■ Exercise aim ■
Reproduce every entry exactly, without alteration.

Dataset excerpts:
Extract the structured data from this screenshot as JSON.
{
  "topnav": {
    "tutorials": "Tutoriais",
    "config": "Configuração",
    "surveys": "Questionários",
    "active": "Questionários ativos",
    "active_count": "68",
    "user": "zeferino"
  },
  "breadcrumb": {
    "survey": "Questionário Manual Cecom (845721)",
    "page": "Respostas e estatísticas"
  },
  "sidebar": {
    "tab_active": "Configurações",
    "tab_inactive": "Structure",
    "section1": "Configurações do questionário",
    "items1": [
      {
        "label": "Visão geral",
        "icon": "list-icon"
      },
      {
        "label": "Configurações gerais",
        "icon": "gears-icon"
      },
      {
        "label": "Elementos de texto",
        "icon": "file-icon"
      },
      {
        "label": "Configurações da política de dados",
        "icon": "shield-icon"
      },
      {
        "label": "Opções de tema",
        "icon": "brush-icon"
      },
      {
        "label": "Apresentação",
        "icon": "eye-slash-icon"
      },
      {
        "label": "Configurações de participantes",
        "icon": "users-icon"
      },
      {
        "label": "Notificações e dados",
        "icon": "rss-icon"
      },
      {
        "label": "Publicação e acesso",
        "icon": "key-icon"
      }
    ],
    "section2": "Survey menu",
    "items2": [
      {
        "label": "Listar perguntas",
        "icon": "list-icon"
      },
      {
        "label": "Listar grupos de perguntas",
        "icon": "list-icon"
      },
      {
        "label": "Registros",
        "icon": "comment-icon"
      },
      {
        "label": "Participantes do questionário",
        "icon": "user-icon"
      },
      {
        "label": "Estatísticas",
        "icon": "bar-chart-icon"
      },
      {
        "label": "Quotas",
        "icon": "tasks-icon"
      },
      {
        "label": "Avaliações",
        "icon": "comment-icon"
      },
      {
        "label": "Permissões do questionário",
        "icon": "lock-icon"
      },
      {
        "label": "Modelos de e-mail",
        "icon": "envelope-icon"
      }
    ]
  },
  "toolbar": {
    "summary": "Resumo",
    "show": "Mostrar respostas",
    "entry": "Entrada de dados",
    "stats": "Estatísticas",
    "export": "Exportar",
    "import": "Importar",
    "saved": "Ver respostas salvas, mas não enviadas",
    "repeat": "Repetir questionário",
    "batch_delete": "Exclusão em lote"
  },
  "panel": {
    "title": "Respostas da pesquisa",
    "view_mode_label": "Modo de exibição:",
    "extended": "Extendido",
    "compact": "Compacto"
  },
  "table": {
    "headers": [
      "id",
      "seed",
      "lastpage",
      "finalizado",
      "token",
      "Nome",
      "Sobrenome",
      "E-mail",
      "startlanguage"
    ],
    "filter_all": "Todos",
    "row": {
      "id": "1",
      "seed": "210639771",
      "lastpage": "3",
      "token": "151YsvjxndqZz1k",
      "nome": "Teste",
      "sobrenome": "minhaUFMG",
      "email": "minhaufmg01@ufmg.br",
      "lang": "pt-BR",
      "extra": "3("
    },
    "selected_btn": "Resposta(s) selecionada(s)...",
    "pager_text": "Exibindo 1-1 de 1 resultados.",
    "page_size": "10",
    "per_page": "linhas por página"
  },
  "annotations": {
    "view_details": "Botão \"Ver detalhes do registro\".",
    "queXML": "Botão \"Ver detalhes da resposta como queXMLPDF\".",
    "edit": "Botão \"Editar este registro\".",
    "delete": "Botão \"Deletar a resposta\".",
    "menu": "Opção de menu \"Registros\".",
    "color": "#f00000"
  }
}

■ Answer to the problem ■
Extract the structured data from this screenshot as JSON.
{
  "topnav": {
    "tutorials": "Tutoriais",
    "config": "Configuração",
    "surveys": "Questionários",
    "active": "Questionários ativos",
    "active_count": "68",
    "user": "zeferino"
  },
  "breadcrumb": {
    "survey": "Questionário Manual Cecom (845721)",
    "page": "Respostas e estatísticas"
  },
  "sidebar": {
    "tab_active": "Configurações",
    "tab_inactive": "Structure",
    "section1": "Configurações do questionário",
    "items1": [
      {
        "label": "Visão geral",
        "icon": "list-icon"
      },
      {
        "label": "Configurações gerais",
        "icon": "gears-icon"
      },
      {
        "label": "Elementos de texto",
        "icon": "file-icon"
      },
      {
        "label": "Configurações da política de dados",
        "icon": "shield-icon"
      },
      {
        "label": "Opções de tema",
        "icon": "brush-icon"
      },
      {
        "label": "Apresentação",
        "icon": "eye-slash-icon"
      },
      {
        "label": "Configurações de participantes",
        "icon": "users-icon"
      },
      {
        "label": "Notificações e dados",
        "icon": "rss-icon"
      },
      {
        "label": "Publicação e acesso",
        "icon": "key-icon"
      }
    ],
    "section2": "Survey menu",
    "items2": [
      {
        "label": "Listar perguntas",
        "icon": "list-icon"
      },
      {
        "label": "Listar grupos de perguntas",
        "icon": "list-icon"
      },
      {
        "label": "Registros",
        "icon": "comment-icon"
      },
      {
        "label": "Participantes do questionário",
        "icon": "user-icon"
      },
      {
        "label": "Estatísticas",
        "icon": "bar-chart-icon"
      },
      {
        "label": "Quotas",
        "icon": "tasks-icon"
      },
      {
        "label": "Avaliações",
        "icon": "comment-icon"
      },
      {
        "label": "Permissões do questionário",
        "icon": "lock-icon"
      },
      {
        "label": "Modelos de e-mail",
        "icon": "envelope-icon"
      }
    ]
  },
  "toolbar": {
    "summary": "Resumo",
    "show": "Mostrar respostas",
    "entry": "Entrada de dados",
    "stats": "Estatísticas",
    "export": "Exportar",
    "import": "Importar",
    "saved": "Ver respostas salvas, mas não enviadas",
    "repeat": "Repetir questionário",
    "batch_delete": "Exclusão em lote"
  },
  "panel": {
    "title": "Respostas da pesquisa",
    "view_mode_label": "Modo de exibição:",
    "extended": "Extendido",
    "compact": "Compacto"
  },
  "table": {
    "headers": [
      "id",
      "seed",
      "lastpage",
      "finalizado",
      "token",
      "Nome",
      "Sobrenome",
      "E-mail",
      "startlanguage"
    ],
    "filter_all": "Todos",
    "row": {
      "id": "1",
      "seed": "210639771",
      "lastpage": "3",
      "token": "151YsvjxndqZz1k",
      "nome": "Teste",
      "sobrenome": "minhaUFMG",
      "email": "minhaufmg01@ufmg.br",
      "lang": "pt-BR",
      "extra": "3("
    },
    "selected_btn": "Resposta(s) selecionada(s)...",
    "pager_text": "Exibindo 1-1 de 1 resultados.",
    "page_size": "10",
    "per_page": "linhas por página"
  },
  "annotations": {
    "view_details": "Botão \"Ver detalhes do registro\".",
    "queXML": "Botão \"Ver detalhes da resposta como queXMLPDF\".",
    "edit": "Botão \"Editar este registro\".",
    "delete": "Botão \"Deletar a resposta\".",
    "menu": "Opção de menu \"Registros\".",
    "color": "#f00000"
  }
}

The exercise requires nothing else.